→ WORK INSTRUCTIONS:
Extract the full listing verbatim and drop any pictures from your copy.

____ MATERIAL SHOWN

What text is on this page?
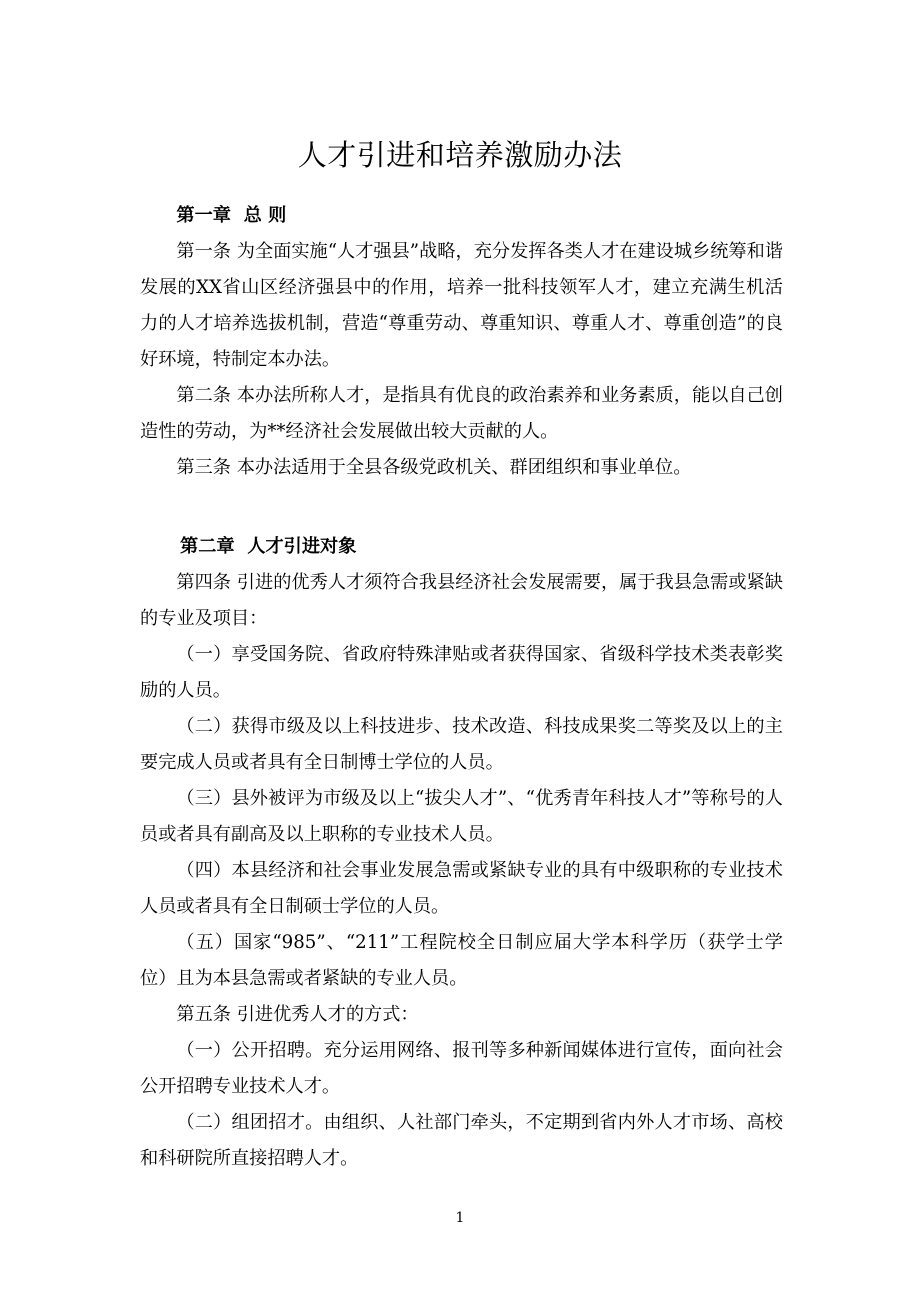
人才引进和培养激励办法

第一章  总 则

第一条 为全面实施“人才强县”战略，充分发挥各类人才在建设城乡统筹和谐发展的XX省山区经济强县中的作用，培养一批科技领军人才，建立充满生机活力的人才培养选拔机制，营造“尊重劳动、尊重知识、尊重人才、尊重创造”的良好环境，特制定本办法。

第二条 本办法所称人才，是指具有优良的政治素养和业务素质，能以自己创造性的劳动，为**经济社会发展做出较大贡献的人。

第三条 本办法适用于全县各级党政机关、群团组织和事业单位。

第二章  人才引进对象

第四条 引进的优秀人才须符合我县经济社会发展需要，属于我县急需或紧缺的专业及项目：

（一）享受国务院、省政府特殊津贴或者获得国家、省级科学技术类表彰奖励的人员。

（二）获得市级及以上科技进步、技术改造、科技成果奖二等奖及以上的主要完成人员或者具有全日制博士学位的人员。

（三）县外被评为市级及以上“拔尖人才”、“优秀青年科技人才”等称号的人员或者具有副高及以上职称的专业技术人员。

（四）本县经济和社会事业发展急需或紧缺专业的具有中级职称的专业技术人员或者具有全日制硕士学位的人员。

（五）国家“985”、“211”工程院校全日制应届大学本科学历（获学士学位）且为本县急需或者紧缺的专业人员。

第五条 引进优秀人才的方式：

（一）公开招聘。充分运用网络、报刊等多种新闻媒体进行宣传，面向社会公开招聘专业技术人才。

（二）组团招才。由组织、人社部门牵头，不定期到省内外人才市场、高校和科研院所直接招聘人才。

1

________

→ ANSWER:
What text is on this page?
人才引进和培养激励办法

第一章  总 则

第一条 为全面实施“人才强县”战略，充分发挥各类人才在建设城乡统筹和谐发展的XX省山区经济强县中的作用，培养一批科技领军人才，建立充满生机活力的人才培养选拔机制，营造“尊重劳动、尊重知识、尊重人才、尊重创造”的良好环境，特制定本办法。

第二条 本办法所称人才，是指具有优良的政治素养和业务素质，能以自己创造性的劳动，为**经济社会发展做出较大贡献的人。

第三条 本办法适用于全县各级党政机关、群团组织和事业单位。

第二章  人才引进对象

第四条 引进的优秀人才须符合我县经济社会发展需要，属于我县急需或紧缺的专业及项目：

（一）享受国务院、省政府特殊津贴或者获得国家、省级科学技术类表彰奖励的人员。

（二）获得市级及以上科技进步、技术改造、科技成果奖二等奖及以上的主要完成人员或者具有全日制博士学位的人员。

（三）县外被评为市级及以上“拔尖人才”、“优秀青年科技人才”等称号的人员或者具有副高及以上职称的专业技术人员。

（四）本县经济和社会事业发展急需或紧缺专业的具有中级职称的专业技术人员或者具有全日制硕士学位的人员。

（五）国家“985”、“211”工程院校全日制应届大学本科学历（获学士学位）且为本县急需或者紧缺的专业人员。

第五条 引进优秀人才的方式：

（一）公开招聘。充分运用网络、报刊等多种新闻媒体进行宣传，面向社会公开招聘专业技术人才。

（二）组团招才。由组织、人社部门牵头，不定期到省内外人才市场、高校和科研院所直接招聘人才。

1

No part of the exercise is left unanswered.